*WORK TO COMPLETE*. Report how many lines of the listing below include the word "name". Give nothing but the number.

★ ★ ★ ★

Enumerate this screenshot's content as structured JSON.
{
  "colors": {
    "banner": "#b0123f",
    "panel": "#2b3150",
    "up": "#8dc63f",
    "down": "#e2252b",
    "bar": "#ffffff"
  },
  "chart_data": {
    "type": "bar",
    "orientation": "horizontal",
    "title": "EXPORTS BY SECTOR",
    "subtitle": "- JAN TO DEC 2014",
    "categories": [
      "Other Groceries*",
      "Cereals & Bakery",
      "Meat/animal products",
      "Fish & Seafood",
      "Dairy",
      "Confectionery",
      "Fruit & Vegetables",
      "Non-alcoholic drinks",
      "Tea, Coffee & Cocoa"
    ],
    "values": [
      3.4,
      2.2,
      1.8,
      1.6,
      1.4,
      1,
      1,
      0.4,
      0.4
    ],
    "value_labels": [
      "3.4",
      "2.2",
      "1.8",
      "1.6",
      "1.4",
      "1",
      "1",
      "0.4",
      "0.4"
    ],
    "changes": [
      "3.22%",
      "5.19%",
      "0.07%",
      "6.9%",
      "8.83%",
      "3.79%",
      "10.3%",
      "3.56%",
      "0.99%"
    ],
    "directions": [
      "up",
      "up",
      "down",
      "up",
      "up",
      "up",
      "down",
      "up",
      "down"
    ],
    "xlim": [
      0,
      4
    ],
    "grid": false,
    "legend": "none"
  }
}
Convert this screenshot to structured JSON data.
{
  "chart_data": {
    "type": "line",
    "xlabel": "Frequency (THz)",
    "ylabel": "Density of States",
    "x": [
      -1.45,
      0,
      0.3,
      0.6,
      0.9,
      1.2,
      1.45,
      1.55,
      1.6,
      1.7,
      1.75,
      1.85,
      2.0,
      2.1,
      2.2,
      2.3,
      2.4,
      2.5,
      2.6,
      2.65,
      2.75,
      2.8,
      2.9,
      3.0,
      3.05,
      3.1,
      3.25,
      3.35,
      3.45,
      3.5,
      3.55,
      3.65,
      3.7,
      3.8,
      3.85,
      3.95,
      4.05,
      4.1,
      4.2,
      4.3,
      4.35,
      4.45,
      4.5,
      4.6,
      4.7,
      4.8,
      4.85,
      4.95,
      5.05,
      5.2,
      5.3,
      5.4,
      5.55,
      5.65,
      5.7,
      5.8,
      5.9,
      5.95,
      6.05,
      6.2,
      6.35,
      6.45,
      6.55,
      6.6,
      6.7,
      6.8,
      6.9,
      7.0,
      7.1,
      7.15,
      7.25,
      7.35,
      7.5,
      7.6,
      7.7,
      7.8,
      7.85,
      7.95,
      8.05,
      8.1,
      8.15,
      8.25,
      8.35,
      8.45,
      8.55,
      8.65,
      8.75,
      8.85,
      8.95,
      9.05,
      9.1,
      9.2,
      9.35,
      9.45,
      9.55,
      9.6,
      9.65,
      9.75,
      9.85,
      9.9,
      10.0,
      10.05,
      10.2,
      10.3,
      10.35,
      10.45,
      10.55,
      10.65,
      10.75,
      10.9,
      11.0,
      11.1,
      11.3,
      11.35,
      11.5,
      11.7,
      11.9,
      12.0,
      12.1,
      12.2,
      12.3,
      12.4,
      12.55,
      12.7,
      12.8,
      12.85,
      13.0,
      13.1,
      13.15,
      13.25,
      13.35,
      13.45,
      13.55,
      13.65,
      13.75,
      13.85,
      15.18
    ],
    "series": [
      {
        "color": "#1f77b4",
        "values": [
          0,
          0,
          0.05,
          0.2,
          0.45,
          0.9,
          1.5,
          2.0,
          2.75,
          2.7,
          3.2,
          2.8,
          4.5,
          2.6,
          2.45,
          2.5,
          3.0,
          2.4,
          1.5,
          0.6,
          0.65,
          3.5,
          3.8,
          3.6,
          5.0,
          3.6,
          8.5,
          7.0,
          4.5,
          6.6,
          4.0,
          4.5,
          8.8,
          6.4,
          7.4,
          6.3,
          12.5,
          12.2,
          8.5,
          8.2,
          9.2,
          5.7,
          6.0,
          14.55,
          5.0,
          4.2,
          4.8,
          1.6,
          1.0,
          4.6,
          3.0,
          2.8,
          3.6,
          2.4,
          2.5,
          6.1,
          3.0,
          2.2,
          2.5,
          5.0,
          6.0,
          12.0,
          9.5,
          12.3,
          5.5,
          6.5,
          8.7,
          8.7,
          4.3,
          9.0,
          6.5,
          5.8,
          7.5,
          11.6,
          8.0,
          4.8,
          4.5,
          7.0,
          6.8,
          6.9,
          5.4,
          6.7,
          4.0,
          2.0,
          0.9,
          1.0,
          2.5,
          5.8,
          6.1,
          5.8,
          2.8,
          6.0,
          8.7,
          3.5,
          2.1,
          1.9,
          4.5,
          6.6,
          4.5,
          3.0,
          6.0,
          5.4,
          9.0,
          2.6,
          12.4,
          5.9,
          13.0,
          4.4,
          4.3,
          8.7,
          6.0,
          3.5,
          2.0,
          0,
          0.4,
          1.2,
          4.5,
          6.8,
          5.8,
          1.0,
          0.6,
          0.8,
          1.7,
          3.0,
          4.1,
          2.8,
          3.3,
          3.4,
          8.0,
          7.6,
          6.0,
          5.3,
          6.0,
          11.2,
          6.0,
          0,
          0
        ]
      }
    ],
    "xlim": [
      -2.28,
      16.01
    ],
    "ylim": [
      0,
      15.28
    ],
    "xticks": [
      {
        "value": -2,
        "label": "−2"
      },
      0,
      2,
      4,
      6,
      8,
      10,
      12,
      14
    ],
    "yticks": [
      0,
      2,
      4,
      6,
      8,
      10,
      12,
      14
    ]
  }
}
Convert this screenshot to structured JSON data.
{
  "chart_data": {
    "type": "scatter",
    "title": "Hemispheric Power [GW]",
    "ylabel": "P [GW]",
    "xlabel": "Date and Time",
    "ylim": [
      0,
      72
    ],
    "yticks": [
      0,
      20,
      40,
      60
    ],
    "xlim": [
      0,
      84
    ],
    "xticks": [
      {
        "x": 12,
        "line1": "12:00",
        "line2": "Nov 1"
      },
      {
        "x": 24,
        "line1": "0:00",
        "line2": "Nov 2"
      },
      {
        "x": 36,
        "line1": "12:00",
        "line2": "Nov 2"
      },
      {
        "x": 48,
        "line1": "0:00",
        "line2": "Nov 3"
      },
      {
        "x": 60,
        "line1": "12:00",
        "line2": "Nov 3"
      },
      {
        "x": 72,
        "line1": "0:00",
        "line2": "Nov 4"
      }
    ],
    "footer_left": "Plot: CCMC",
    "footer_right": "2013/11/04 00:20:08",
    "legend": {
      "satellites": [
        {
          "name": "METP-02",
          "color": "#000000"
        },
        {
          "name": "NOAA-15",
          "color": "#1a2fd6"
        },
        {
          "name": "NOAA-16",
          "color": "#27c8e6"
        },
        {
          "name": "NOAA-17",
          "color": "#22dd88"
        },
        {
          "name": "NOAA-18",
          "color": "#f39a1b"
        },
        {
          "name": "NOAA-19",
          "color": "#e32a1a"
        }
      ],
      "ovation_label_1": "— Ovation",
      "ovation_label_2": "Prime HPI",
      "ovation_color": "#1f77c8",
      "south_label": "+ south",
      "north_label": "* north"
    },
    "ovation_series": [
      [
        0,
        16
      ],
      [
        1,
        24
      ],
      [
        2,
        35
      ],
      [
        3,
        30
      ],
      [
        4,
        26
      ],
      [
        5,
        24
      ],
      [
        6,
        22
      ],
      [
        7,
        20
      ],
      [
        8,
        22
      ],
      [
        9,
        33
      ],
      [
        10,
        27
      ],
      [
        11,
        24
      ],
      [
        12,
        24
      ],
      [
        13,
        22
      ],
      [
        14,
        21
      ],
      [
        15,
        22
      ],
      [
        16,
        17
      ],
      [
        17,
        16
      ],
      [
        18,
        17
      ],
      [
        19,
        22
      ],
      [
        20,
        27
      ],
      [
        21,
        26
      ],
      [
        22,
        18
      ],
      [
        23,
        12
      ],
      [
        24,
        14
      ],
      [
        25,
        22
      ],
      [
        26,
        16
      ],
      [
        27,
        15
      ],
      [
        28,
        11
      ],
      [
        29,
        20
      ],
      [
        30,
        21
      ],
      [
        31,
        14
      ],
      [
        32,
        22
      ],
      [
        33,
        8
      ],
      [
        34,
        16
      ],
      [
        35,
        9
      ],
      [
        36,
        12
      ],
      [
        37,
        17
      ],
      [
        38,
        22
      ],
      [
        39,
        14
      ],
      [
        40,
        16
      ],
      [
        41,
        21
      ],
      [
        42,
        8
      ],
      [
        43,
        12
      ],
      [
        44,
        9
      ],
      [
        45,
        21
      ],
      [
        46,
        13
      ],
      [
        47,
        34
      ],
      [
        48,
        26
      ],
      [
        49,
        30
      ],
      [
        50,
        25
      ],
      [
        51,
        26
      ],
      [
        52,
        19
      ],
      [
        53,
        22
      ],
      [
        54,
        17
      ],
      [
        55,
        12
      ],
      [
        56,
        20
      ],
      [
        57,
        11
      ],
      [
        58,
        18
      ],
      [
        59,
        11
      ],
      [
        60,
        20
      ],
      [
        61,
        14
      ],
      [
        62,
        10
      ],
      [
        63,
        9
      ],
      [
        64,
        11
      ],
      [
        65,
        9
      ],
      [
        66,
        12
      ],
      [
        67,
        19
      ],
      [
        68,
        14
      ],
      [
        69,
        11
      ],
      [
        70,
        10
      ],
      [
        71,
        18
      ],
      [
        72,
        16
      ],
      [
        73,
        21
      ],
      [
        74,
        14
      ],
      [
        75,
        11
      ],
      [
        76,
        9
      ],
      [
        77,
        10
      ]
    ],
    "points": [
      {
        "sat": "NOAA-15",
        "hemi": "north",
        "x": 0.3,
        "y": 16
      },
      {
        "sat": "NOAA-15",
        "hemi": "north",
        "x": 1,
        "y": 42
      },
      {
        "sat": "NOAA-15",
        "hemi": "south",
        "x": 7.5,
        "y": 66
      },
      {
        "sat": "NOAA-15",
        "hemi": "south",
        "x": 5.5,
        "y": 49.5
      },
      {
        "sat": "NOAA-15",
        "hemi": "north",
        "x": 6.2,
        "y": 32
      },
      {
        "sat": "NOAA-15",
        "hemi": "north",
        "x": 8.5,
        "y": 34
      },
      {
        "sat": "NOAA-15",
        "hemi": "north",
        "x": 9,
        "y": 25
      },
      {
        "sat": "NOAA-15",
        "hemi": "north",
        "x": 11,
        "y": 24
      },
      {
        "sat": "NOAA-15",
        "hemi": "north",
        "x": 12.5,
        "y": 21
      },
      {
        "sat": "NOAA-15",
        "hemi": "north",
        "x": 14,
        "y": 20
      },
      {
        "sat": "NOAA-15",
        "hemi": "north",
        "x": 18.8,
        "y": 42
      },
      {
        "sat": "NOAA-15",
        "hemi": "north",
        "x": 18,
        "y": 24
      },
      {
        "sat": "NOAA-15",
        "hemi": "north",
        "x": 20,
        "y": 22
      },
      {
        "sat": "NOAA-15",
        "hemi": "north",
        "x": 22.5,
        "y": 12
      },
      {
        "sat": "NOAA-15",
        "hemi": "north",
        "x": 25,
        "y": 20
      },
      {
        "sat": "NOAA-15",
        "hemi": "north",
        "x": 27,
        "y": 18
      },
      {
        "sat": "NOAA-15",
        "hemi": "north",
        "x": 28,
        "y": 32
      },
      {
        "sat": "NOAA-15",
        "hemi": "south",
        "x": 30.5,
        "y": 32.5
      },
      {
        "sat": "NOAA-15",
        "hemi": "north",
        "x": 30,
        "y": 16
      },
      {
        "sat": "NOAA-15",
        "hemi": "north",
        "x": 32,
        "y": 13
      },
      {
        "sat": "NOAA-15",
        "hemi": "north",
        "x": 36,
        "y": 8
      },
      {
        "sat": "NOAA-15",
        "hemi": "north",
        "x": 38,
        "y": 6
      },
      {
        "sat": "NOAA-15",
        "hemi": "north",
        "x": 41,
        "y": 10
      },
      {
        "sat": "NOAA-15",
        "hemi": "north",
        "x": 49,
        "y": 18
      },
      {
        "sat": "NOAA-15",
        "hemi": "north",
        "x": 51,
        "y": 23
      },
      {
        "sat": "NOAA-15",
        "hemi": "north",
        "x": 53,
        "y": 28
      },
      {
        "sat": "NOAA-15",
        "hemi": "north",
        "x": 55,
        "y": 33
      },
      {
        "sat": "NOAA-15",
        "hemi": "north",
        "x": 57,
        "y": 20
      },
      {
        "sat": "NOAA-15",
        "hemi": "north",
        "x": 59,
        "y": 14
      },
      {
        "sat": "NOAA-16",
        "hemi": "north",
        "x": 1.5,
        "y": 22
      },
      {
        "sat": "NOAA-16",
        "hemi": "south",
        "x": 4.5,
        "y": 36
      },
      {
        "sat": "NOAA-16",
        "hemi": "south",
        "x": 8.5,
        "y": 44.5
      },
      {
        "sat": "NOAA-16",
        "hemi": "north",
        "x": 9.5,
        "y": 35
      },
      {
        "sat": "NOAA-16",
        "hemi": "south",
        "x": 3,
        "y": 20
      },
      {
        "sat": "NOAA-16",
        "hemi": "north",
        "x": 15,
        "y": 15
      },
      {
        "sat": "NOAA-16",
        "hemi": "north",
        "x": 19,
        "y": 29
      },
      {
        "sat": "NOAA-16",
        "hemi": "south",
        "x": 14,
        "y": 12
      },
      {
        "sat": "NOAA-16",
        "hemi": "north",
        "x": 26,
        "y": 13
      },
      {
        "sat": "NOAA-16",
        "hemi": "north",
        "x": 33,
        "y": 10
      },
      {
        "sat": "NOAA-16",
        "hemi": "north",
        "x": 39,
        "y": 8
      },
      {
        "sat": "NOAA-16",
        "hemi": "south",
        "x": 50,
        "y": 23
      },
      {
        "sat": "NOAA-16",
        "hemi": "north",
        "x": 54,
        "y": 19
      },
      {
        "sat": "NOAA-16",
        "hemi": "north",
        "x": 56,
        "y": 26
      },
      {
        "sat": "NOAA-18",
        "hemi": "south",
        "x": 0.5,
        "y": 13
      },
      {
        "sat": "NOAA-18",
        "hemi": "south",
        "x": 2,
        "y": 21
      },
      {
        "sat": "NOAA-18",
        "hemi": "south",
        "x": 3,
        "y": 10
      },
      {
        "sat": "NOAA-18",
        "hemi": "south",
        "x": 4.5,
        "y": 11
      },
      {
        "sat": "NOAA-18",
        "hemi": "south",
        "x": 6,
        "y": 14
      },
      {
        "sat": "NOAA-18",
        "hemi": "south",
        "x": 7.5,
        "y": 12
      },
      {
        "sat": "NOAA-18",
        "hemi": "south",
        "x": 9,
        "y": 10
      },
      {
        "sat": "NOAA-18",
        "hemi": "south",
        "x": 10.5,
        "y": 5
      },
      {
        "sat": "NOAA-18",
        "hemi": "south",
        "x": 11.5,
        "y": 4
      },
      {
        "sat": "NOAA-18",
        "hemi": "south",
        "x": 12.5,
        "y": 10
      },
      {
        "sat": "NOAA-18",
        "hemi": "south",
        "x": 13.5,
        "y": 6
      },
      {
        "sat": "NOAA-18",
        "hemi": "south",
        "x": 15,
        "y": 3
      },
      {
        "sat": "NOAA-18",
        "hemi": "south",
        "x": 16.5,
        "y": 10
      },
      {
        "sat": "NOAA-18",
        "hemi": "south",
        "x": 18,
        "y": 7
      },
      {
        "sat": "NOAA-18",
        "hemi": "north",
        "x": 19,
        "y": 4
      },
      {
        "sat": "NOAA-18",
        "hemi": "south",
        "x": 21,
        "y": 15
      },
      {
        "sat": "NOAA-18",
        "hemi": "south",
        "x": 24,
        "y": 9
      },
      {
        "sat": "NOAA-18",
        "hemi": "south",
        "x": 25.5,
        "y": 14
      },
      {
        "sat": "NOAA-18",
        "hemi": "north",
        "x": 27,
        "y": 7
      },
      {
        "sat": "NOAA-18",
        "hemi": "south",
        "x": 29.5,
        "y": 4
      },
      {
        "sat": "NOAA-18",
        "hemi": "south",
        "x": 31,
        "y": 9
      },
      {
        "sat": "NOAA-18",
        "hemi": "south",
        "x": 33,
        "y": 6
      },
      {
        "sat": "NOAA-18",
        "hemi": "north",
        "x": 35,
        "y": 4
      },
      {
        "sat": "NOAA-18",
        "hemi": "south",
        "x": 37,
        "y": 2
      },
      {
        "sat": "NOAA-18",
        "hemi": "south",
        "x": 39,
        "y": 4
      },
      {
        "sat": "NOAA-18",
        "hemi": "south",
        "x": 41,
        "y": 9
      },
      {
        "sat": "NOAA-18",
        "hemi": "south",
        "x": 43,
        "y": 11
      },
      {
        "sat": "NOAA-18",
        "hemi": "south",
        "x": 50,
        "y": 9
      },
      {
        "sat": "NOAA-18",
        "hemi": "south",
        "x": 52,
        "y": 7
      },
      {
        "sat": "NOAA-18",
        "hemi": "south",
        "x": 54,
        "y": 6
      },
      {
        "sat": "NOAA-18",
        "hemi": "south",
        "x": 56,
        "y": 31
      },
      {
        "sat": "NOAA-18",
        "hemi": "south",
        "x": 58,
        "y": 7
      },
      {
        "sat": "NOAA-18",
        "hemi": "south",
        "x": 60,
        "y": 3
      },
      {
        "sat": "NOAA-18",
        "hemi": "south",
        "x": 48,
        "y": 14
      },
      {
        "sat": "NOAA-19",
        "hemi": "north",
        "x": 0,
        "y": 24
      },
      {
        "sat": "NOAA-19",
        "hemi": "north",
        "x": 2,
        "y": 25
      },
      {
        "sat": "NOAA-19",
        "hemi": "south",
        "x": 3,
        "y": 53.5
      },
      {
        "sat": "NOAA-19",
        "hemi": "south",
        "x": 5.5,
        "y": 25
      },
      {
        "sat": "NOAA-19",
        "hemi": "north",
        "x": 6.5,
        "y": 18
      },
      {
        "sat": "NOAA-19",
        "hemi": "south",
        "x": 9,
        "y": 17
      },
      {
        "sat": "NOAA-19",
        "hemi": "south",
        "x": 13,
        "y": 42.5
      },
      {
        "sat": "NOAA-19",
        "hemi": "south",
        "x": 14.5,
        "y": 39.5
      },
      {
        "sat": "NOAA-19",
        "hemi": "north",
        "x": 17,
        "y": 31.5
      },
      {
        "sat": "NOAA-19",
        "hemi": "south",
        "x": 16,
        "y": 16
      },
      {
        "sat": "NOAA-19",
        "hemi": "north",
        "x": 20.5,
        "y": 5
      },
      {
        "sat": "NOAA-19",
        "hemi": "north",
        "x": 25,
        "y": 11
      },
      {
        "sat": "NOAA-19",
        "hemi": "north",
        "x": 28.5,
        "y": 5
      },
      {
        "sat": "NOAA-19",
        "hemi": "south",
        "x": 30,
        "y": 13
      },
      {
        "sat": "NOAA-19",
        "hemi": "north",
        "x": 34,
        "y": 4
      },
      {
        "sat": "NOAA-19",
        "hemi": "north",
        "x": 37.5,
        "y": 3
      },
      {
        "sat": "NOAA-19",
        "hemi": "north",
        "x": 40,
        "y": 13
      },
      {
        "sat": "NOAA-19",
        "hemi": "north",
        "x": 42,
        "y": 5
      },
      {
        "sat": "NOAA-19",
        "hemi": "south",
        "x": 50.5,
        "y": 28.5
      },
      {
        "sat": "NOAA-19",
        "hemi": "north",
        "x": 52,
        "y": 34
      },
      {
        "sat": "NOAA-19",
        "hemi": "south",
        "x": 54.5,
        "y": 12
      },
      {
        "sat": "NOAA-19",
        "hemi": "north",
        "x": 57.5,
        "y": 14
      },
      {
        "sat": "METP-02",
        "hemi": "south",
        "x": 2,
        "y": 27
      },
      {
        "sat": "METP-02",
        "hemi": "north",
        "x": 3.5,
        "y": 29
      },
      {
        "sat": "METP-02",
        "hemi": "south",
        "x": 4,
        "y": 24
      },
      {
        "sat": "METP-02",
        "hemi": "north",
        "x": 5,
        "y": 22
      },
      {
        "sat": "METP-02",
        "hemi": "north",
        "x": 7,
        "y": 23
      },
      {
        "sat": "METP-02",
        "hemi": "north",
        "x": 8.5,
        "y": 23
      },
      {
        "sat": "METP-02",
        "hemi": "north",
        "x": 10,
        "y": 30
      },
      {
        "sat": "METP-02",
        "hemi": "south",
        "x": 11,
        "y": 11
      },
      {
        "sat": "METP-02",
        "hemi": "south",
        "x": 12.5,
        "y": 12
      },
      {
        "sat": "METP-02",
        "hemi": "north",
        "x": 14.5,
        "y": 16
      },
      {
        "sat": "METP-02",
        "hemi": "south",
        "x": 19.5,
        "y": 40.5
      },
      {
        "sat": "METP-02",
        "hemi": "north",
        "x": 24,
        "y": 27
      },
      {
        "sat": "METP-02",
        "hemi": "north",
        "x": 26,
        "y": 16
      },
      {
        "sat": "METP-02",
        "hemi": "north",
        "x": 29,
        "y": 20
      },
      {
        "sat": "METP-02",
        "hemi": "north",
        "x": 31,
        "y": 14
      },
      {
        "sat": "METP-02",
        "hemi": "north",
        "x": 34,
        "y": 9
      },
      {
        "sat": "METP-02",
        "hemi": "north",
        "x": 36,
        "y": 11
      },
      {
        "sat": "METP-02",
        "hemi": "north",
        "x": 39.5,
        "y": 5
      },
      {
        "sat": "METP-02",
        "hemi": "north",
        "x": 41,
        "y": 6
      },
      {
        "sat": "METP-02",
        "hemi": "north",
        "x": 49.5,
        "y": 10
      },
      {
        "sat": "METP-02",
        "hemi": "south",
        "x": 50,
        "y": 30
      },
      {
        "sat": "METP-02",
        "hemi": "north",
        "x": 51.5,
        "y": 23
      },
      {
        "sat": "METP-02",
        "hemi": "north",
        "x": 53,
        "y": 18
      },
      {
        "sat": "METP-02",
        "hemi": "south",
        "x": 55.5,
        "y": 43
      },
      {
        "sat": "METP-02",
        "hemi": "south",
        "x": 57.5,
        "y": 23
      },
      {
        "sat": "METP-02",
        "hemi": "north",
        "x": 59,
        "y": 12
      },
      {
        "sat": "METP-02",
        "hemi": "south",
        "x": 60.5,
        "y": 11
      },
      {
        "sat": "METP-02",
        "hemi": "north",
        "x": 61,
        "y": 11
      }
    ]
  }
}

★ ★ ★ ★

*ANSWER TO THIS PROBLEM*. 6